Do any lines in the data below contain "ylabel"? If so, copy every one of them.

## start SUPPLIED RECORDS

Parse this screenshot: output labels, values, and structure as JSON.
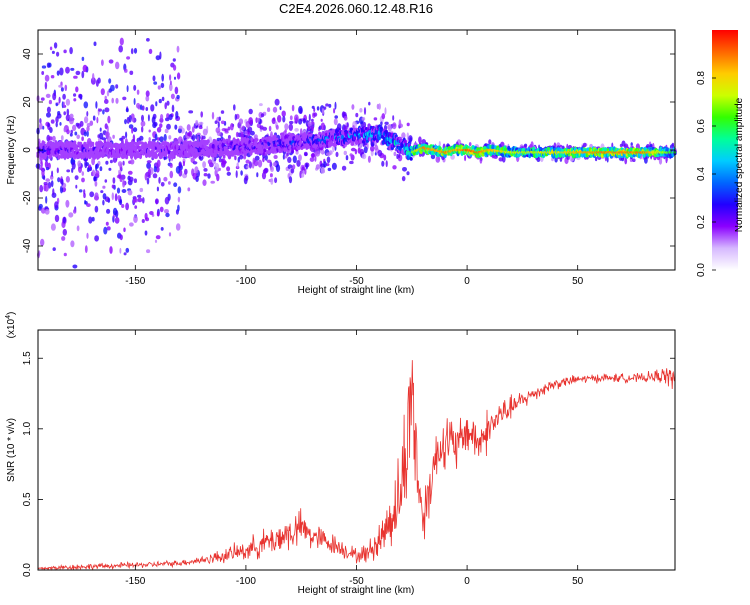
{
  "figure_title": "C2E4.2026.060.12.48.R16",
  "colorbar": {
    "label": "Normalized spectral amplitude",
    "range": [
      0.0,
      1.0
    ],
    "ticks": [
      "0.0",
      "0.2",
      "0.4",
      "0.6",
      "0.8"
    ],
    "tick_values": [
      0.0,
      0.2,
      0.4,
      0.6,
      0.8
    ],
    "colors": [
      "#ffffff",
      "#d6b8ff",
      "#8b00ff",
      "#2200ff",
      "#0066ff",
      "#00ccff",
      "#00ff99",
      "#33ff00",
      "#ccff00",
      "#ffcc00",
      "#ff6600",
      "#ff0000"
    ]
  },
  "chart_data": [
    {
      "type": "heatmap",
      "title": "C2E4.2026.060.12.48.R16",
      "xlabel": "Height of straight line (km)",
      "ylabel": "Frequency (Hz)",
      "xlim": [
        -194,
        94
      ],
      "ylim": [
        -50,
        50
      ],
      "xticks": [
        -150,
        -100,
        -50,
        0,
        50
      ],
      "xtick_labels": [
        "-150",
        "-100",
        "-50",
        "0",
        "50"
      ],
      "yticks": [
        -40,
        -20,
        0,
        20,
        40
      ],
      "ytick_labels": [
        "-40",
        "-20",
        "0",
        "20",
        "40"
      ],
      "ridge": {
        "description": "high-amplitude Doppler ridge vs height",
        "x": [
          -194,
          -170,
          -150,
          -130,
          -110,
          -90,
          -70,
          -60,
          -50,
          -40,
          -35,
          -30,
          -25,
          -20,
          -15,
          -10,
          -5,
          0,
          5,
          10,
          20,
          40,
          60,
          80,
          94
        ],
        "f": [
          0,
          0,
          0,
          0,
          1,
          2,
          4,
          5,
          6,
          7,
          4,
          2,
          -1,
          1,
          0,
          -1,
          0,
          0,
          -1,
          0,
          -1,
          -1,
          -1,
          -1,
          -1
        ],
        "amplitude": [
          0.3,
          0.3,
          0.28,
          0.3,
          0.32,
          0.35,
          0.4,
          0.45,
          0.5,
          0.55,
          0.6,
          0.55,
          0.7,
          0.9,
          0.85,
          0.9,
          0.85,
          0.95,
          0.9,
          0.85,
          0.75,
          0.8,
          0.9,
          0.9,
          0.6
        ]
      }
    },
    {
      "type": "line",
      "xlabel": "Height of straight line (km)",
      "ylabel": "SNR (10 * v/v)",
      "yscale_label": "(x10",
      "yscale_exponent": "4",
      "xlim": [
        -194,
        94
      ],
      "ylim": [
        0,
        1.7
      ],
      "xticks": [
        -150,
        -100,
        -50,
        0,
        50
      ],
      "xtick_labels": [
        "-150",
        "-100",
        "-50",
        "0",
        "50"
      ],
      "yticks": [
        0.0,
        0.5,
        1.0,
        1.5
      ],
      "ytick_labels": [
        "0.0",
        "0.5",
        "1.0",
        "1.5"
      ],
      "series": [
        {
          "name": "SNR",
          "color": "#e8332f",
          "x": [
            -194,
            -180,
            -160,
            -140,
            -130,
            -120,
            -110,
            -100,
            -90,
            -80,
            -75,
            -70,
            -60,
            -50,
            -45,
            -40,
            -35,
            -30,
            -27,
            -25,
            -23,
            -20,
            -15,
            -10,
            -5,
            0,
            5,
            10,
            15,
            20,
            30,
            40,
            50,
            60,
            70,
            80,
            90,
            94
          ],
          "y": [
            0.01,
            0.02,
            0.03,
            0.04,
            0.05,
            0.07,
            0.1,
            0.14,
            0.2,
            0.26,
            0.3,
            0.24,
            0.18,
            0.1,
            0.12,
            0.2,
            0.35,
            0.55,
            0.9,
            1.35,
            0.8,
            0.35,
            0.75,
            0.95,
            0.85,
            1.0,
            0.9,
            1.0,
            1.1,
            1.15,
            1.25,
            1.32,
            1.35,
            1.36,
            1.36,
            1.36,
            1.38,
            1.35
          ],
          "noise": [
            0.01,
            0.02,
            0.02,
            0.02,
            0.02,
            0.03,
            0.05,
            0.07,
            0.1,
            0.13,
            0.12,
            0.1,
            0.07,
            0.05,
            0.07,
            0.12,
            0.2,
            0.3,
            0.5,
            0.4,
            0.4,
            0.2,
            0.2,
            0.2,
            0.18,
            0.15,
            0.15,
            0.15,
            0.1,
            0.08,
            0.05,
            0.04,
            0.03,
            0.03,
            0.03,
            0.03,
            0.06,
            0.1
          ]
        }
      ]
    }
  ]
}
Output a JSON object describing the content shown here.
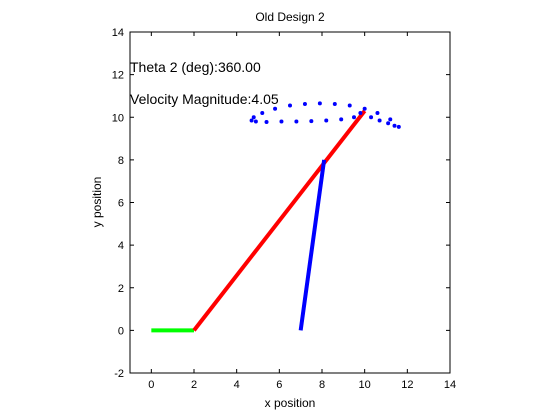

## end SUPPLIED RECORDS

▶ RESPONSE TO THE TASK
      "ylabel": "Frequency (Hz)",
      "ylabel": "SNR (10 * v/v)",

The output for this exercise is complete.